Exercise instructions: Using the listing below, report all lines holding the word "from".

Material for this task:
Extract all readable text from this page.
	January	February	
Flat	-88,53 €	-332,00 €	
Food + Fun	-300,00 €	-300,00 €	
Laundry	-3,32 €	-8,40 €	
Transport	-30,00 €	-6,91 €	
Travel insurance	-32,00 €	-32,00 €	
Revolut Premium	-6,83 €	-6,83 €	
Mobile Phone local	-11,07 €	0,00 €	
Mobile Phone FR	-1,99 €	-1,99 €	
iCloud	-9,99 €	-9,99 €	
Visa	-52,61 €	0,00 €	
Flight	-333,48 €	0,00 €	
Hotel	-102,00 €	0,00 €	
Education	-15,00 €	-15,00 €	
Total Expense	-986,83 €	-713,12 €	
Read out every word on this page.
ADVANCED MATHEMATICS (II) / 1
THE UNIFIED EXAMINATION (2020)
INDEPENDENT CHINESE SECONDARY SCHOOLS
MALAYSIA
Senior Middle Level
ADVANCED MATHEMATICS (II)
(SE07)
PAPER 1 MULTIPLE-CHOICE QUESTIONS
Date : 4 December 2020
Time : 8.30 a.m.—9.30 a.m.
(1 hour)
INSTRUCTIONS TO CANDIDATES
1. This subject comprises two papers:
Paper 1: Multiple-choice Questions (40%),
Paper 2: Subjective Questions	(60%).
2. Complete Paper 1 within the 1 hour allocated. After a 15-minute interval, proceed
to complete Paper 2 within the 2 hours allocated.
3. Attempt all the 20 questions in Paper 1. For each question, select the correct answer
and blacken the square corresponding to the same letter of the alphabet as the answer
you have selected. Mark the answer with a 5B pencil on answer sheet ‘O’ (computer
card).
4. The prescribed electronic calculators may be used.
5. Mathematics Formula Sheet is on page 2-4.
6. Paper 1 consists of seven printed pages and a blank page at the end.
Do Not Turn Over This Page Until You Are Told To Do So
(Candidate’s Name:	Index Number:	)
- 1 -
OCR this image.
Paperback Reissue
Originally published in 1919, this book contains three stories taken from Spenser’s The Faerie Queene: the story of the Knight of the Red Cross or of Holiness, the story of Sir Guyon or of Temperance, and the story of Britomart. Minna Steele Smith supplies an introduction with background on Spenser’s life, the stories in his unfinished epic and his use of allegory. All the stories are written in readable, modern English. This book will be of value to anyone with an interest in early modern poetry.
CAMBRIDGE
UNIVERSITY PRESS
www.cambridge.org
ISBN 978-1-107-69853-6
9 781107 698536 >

The result:
Extract all readable text from this page.
Originally published in 1919, this book contains three stories taken from Spenser’s The Faerie Queene: the story of the Knight of the Red Cross or of Holiness, the story of Sir Guyon or of Temperance, and the story of Britomart. Minna Steele Smith supplies an introduction with background on Spenser’s life, the stories in his unfinished epic and his use of allegory. All the stories are written in readable, modern English. This book will be of value to anyone with an interest in early modern poetry.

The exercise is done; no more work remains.